**Records supplied**
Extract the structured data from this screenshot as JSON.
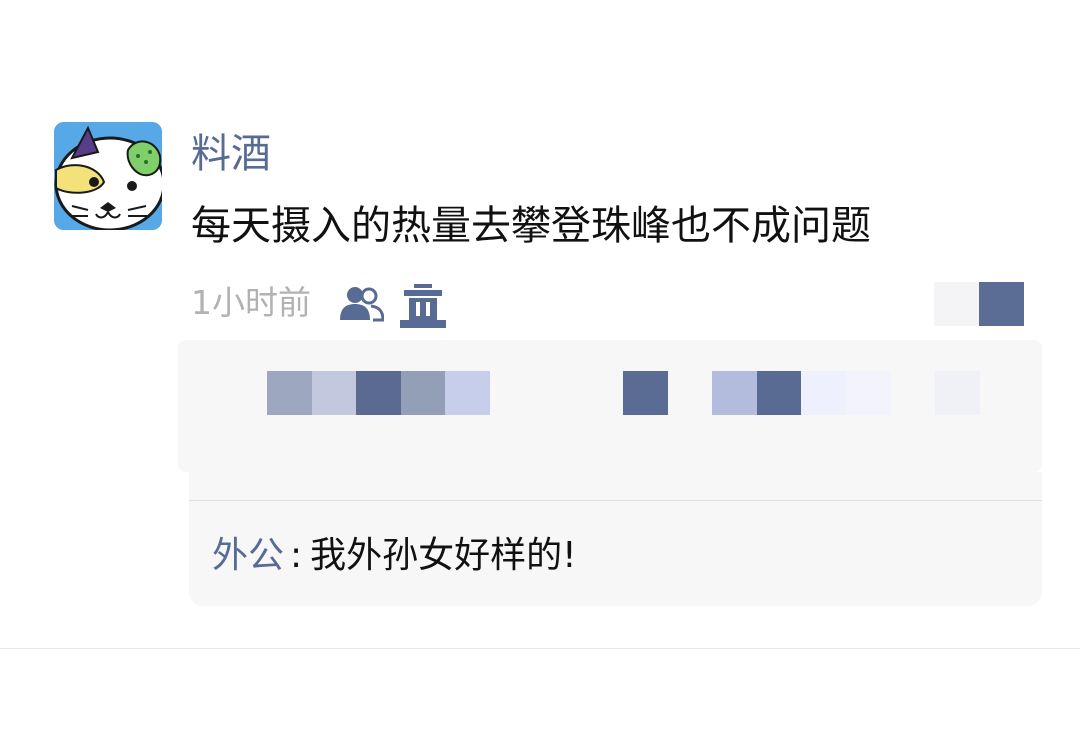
{
  "post": {
    "username": "料酒",
    "text": "每天摄入的热量去攀登珠峰也不成问题",
    "timestamp": "1小时前"
  },
  "icons": {
    "avatar": "cat-avatar-icon",
    "visibility": "contacts-visibility-icon",
    "delete": "trash-icon",
    "more": "more-actions-icon"
  },
  "comment": {
    "author": "外公",
    "separator": ":",
    "text": "我外孙女好样的!"
  },
  "colors": {
    "link_blue": "#576b95",
    "text": "#111111",
    "meta_gray": "#b2b2b2",
    "panel_bg": "#f7f7f7",
    "avatar_bg": "#56a8e6"
  }
}
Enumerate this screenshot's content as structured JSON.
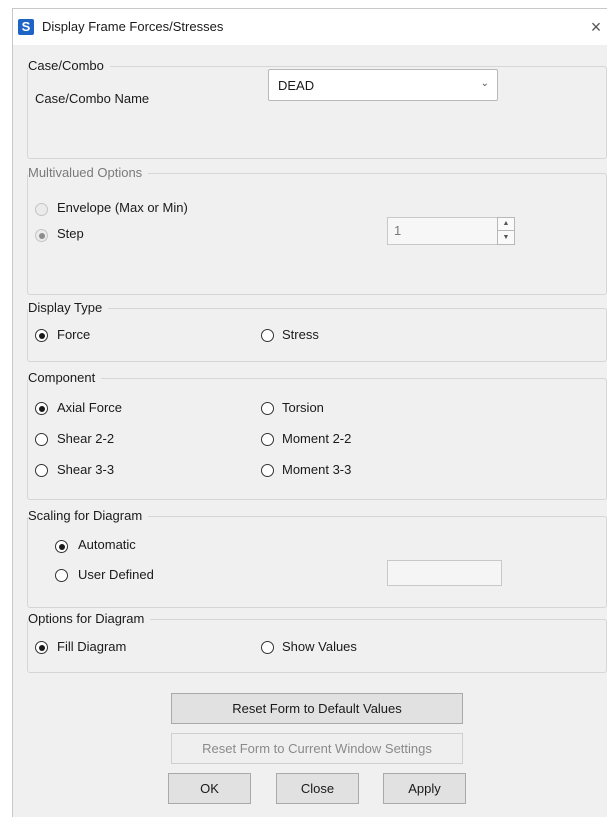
{
  "window": {
    "title": "Display Frame Forces/Stresses",
    "app_icon": "S",
    "close_glyph": "×"
  },
  "case_combo": {
    "group_label": "Case/Combo",
    "name_label": "Case/Combo Name",
    "selected": "DEAD",
    "chevron": "⌄"
  },
  "multivalued": {
    "group_label": "Multivalued Options",
    "envelope_label": "Envelope (Max or Min)",
    "step_label": "Step",
    "step_value": "1"
  },
  "display_type": {
    "group_label": "Display Type",
    "force_label": "Force",
    "stress_label": "Stress",
    "selected": "Force"
  },
  "component": {
    "group_label": "Component",
    "axial": "Axial Force",
    "torsion": "Torsion",
    "shear22": "Shear 2-2",
    "moment22": "Moment 2-2",
    "shear33": "Shear 3-3",
    "moment33": "Moment 3-3",
    "selected": "Axial Force"
  },
  "scaling": {
    "group_label": "Scaling for Diagram",
    "automatic_label": "Automatic",
    "user_defined_label": "User Defined",
    "selected": "Automatic",
    "user_value": ""
  },
  "options": {
    "group_label": "Options for Diagram",
    "fill_label": "Fill Diagram",
    "show_values_label": "Show Values",
    "selected": "Fill Diagram"
  },
  "buttons": {
    "reset_default": "Reset Form to Default Values",
    "reset_current": "Reset Form to Current Window Settings",
    "ok": "OK",
    "close": "Close",
    "apply": "Apply"
  },
  "icons": {
    "spin_up": "▲",
    "spin_down": "▼"
  }
}
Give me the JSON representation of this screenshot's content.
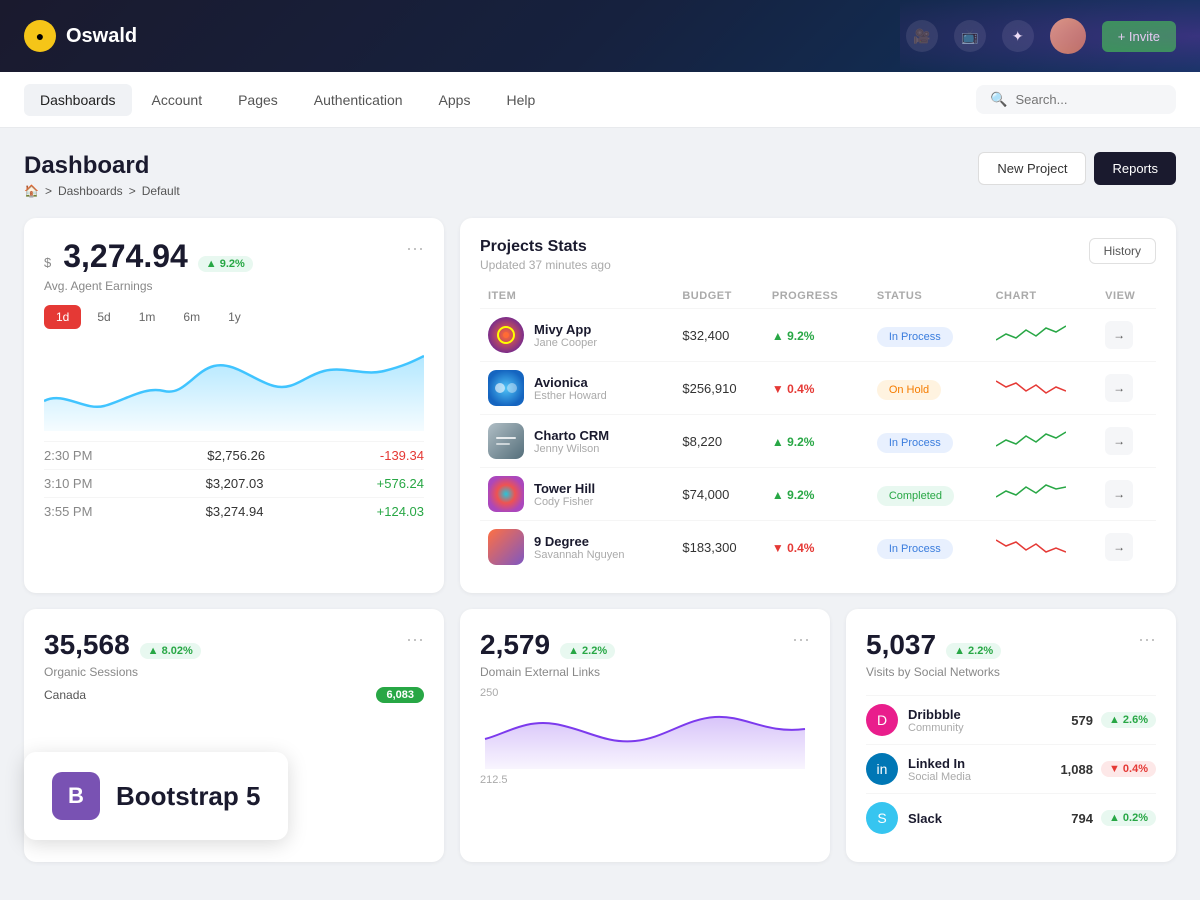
{
  "topbar": {
    "logo_text": "Oswald",
    "invite_label": "+ Invite"
  },
  "navbar": {
    "items": [
      {
        "label": "Dashboards",
        "active": true
      },
      {
        "label": "Account"
      },
      {
        "label": "Pages"
      },
      {
        "label": "Authentication"
      },
      {
        "label": "Apps"
      },
      {
        "label": "Help"
      }
    ],
    "search_placeholder": "Search..."
  },
  "page": {
    "title": "Dashboard",
    "breadcrumb": [
      "🏠",
      "Dashboards",
      "Default"
    ]
  },
  "buttons": {
    "new_project": "New Project",
    "reports": "Reports",
    "history": "History"
  },
  "earnings_card": {
    "currency": "$",
    "amount": "3,274.94",
    "badge": "▲ 9.2%",
    "label": "Avg. Agent Earnings",
    "time_filters": [
      "1d",
      "5d",
      "1m",
      "6m",
      "1y"
    ],
    "active_filter": "1d",
    "rows": [
      {
        "time": "2:30 PM",
        "value": "$2,756.26",
        "change": "-139.34",
        "positive": false
      },
      {
        "time": "3:10 PM",
        "value": "$3,207.03",
        "change": "+576.24",
        "positive": true
      },
      {
        "time": "3:55 PM",
        "value": "$3,274.94",
        "change": "+124.03",
        "positive": true
      }
    ]
  },
  "projects_stats": {
    "title": "Projects Stats",
    "subtitle": "Updated 37 minutes ago",
    "columns": [
      "ITEM",
      "BUDGET",
      "PROGRESS",
      "STATUS",
      "CHART",
      "VIEW"
    ],
    "rows": [
      {
        "name": "Mivy App",
        "person": "Jane Cooper",
        "budget": "$32,400",
        "progress": "▲ 9.2%",
        "progress_pos": true,
        "status": "In Process",
        "status_type": "inprocess"
      },
      {
        "name": "Avionica",
        "person": "Esther Howard",
        "budget": "$256,910",
        "progress": "▼ 0.4%",
        "progress_pos": false,
        "status": "On Hold",
        "status_type": "onhold"
      },
      {
        "name": "Charto CRM",
        "person": "Jenny Wilson",
        "budget": "$8,220",
        "progress": "▲ 9.2%",
        "progress_pos": true,
        "status": "In Process",
        "status_type": "inprocess"
      },
      {
        "name": "Tower Hill",
        "person": "Cody Fisher",
        "budget": "$74,000",
        "progress": "▲ 9.2%",
        "progress_pos": true,
        "status": "Completed",
        "status_type": "completed"
      },
      {
        "name": "9 Degree",
        "person": "Savannah Nguyen",
        "budget": "$183,300",
        "progress": "▼ 0.4%",
        "progress_pos": false,
        "status": "In Process",
        "status_type": "inprocess"
      }
    ]
  },
  "organic": {
    "number": "35,568",
    "badge": "▲ 8.02%",
    "label": "Organic Sessions",
    "country": "Canada",
    "country_val": "6,083"
  },
  "domain": {
    "number": "2,579",
    "badge": "▲ 2.2%",
    "label": "Domain External Links",
    "chart_labels": [
      "250",
      "212.5"
    ]
  },
  "social": {
    "number": "5,037",
    "badge": "▲ 2.2%",
    "label": "Visits by Social Networks",
    "items": [
      {
        "name": "Dribbble",
        "type": "Community",
        "count": "579",
        "badge": "▲ 2.6%",
        "pos": true,
        "icon": "D",
        "icon_class": "social-icon-pink"
      },
      {
        "name": "Linked In",
        "type": "Social Media",
        "count": "1,088",
        "badge": "▼ 0.4%",
        "pos": false,
        "icon": "in",
        "icon_class": "social-icon-blue"
      },
      {
        "name": "Slack",
        "type": "",
        "count": "794",
        "badge": "▲ 0.2%",
        "pos": true,
        "icon": "S",
        "icon_class": "social-icon-cyan"
      }
    ]
  },
  "bootstrap": {
    "label": "Bootstrap 5",
    "icon": "B"
  }
}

**Given exercise**
Exclude the pictures. Write out the remaining data exactly.

**Expected answer**
Extract the structured data from this screenshot as JSON.
{
  "post": {
    "username": "料酒",
    "text": "每天摄入的热量去攀登珠峰也不成问题",
    "timestamp": "1小时前"
  },
  "icons": {
    "avatar": "cat-avatar-icon",
    "visibility": "contacts-visibility-icon",
    "delete": "trash-icon",
    "more": "more-actions-icon"
  },
  "comment": {
    "author": "外公",
    "separator": ":",
    "text": "我外孙女好样的!"
  },
  "colors": {
    "link_blue": "#576b95",
    "text": "#111111",
    "meta_gray": "#b2b2b2",
    "panel_bg": "#f7f7f7",
    "avatar_bg": "#56a8e6"
  }
}
Enumerate this screenshot's content as structured JSON.
{
  "window": {
    "title": "Display Frame Forces/Stresses",
    "app_icon": "S",
    "close_glyph": "×"
  },
  "case_combo": {
    "group_label": "Case/Combo",
    "name_label": "Case/Combo Name",
    "selected": "DEAD",
    "chevron": "⌄"
  },
  "multivalued": {
    "group_label": "Multivalued Options",
    "envelope_label": "Envelope (Max or Min)",
    "step_label": "Step",
    "step_value": "1"
  },
  "display_type": {
    "group_label": "Display Type",
    "force_label": "Force",
    "stress_label": "Stress",
    "selected": "Force"
  },
  "component": {
    "group_label": "Component",
    "axial": "Axial Force",
    "torsion": "Torsion",
    "shear22": "Shear 2-2",
    "moment22": "Moment 2-2",
    "shear33": "Shear 3-3",
    "moment33": "Moment 3-3",
    "selected": "Axial Force"
  },
  "scaling": {
    "group_label": "Scaling for Diagram",
    "automatic_label": "Automatic",
    "user_defined_label": "User Defined",
    "selected": "Automatic",
    "user_value": ""
  },
  "options": {
    "group_label": "Options for Diagram",
    "fill_label": "Fill Diagram",
    "show_values_label": "Show Values",
    "selected": "Fill Diagram"
  },
  "buttons": {
    "reset_default": "Reset Form to Default Values",
    "reset_current": "Reset Form to Current Window Settings",
    "ok": "OK",
    "close": "Close",
    "apply": "Apply"
  },
  "icons": {
    "spin_up": "▲",
    "spin_down": "▼"
  }
}
Give me the JSON representation of this screenshot's content.
{
  "topbar": {
    "logo_text": "Oswald",
    "invite_label": "+ Invite"
  },
  "navbar": {
    "items": [
      {
        "label": "Dashboards",
        "active": true
      },
      {
        "label": "Account"
      },
      {
        "label": "Pages"
      },
      {
        "label": "Authentication"
      },
      {
        "label": "Apps"
      },
      {
        "label": "Help"
      }
    ],
    "search_placeholder": "Search..."
  },
  "page": {
    "title": "Dashboard",
    "breadcrumb": [
      "🏠",
      "Dashboards",
      "Default"
    ]
  },
  "buttons": {
    "new_project": "New Project",
    "reports": "Reports",
    "history": "History"
  },
  "earnings_card": {
    "currency": "$",
    "amount": "3,274.94",
    "badge": "▲ 9.2%",
    "label": "Avg. Agent Earnings",
    "time_filters": [
      "1d",
      "5d",
      "1m",
      "6m",
      "1y"
    ],
    "active_filter": "1d",
    "rows": [
      {
        "time": "2:30 PM",
        "value": "$2,756.26",
        "change": "-139.34",
        "positive": false
      },
      {
        "time": "3:10 PM",
        "value": "$3,207.03",
        "change": "+576.24",
        "positive": true
      },
      {
        "time": "3:55 PM",
        "value": "$3,274.94",
        "change": "+124.03",
        "positive": true
      }
    ]
  },
  "projects_stats": {
    "title": "Projects Stats",
    "subtitle": "Updated 37 minutes ago",
    "columns": [
      "ITEM",
      "BUDGET",
      "PROGRESS",
      "STATUS",
      "CHART",
      "VIEW"
    ],
    "rows": [
      {
        "name": "Mivy App",
        "person": "Jane Cooper",
        "budget": "$32,400",
        "progress": "▲ 9.2%",
        "progress_pos": true,
        "status": "In Process",
        "status_type": "inprocess"
      },
      {
        "name": "Avionica",
        "person": "Esther Howard",
        "budget": "$256,910",
        "progress": "▼ 0.4%",
        "progress_pos": false,
        "status": "On Hold",
        "status_type": "onhold"
      },
      {
        "name": "Charto CRM",
        "person": "Jenny Wilson",
        "budget": "$8,220",
        "progress": "▲ 9.2%",
        "progress_pos": true,
        "status": "In Process",
        "status_type": "inprocess"
      },
      {
        "name": "Tower Hill",
        "person": "Cody Fisher",
        "budget": "$74,000",
        "progress": "▲ 9.2%",
        "progress_pos": true,
        "status": "Completed",
        "status_type": "completed"
      },
      {
        "name": "9 Degree",
        "person": "Savannah Nguyen",
        "budget": "$183,300",
        "progress": "▼ 0.4%",
        "progress_pos": false,
        "status": "In Process",
        "status_type": "inprocess"
      }
    ]
  },
  "organic": {
    "number": "35,568",
    "badge": "▲ 8.02%",
    "label": "Organic Sessions",
    "country": "Canada",
    "country_val": "6,083"
  },
  "domain": {
    "number": "2,579",
    "badge": "▲ 2.2%",
    "label": "Domain External Links",
    "chart_labels": [
      "250",
      "212.5"
    ]
  },
  "social": {
    "number": "5,037",
    "badge": "▲ 2.2%",
    "label": "Visits by Social Networks",
    "items": [
      {
        "name": "Dribbble",
        "type": "Community",
        "count": "579",
        "badge": "▲ 2.6%",
        "pos": true,
        "icon": "D",
        "icon_class": "social-icon-pink"
      },
      {
        "name": "Linked In",
        "type": "Social Media",
        "count": "1,088",
        "badge": "▼ 0.4%",
        "pos": false,
        "icon": "in",
        "icon_class": "social-icon-blue"
      },
      {
        "name": "Slack",
        "type": "",
        "count": "794",
        "badge": "▲ 0.2%",
        "pos": true,
        "icon": "S",
        "icon_class": "social-icon-cyan"
      }
    ]
  },
  "bootstrap": {
    "label": "Bootstrap 5",
    "icon": "B"
  }
}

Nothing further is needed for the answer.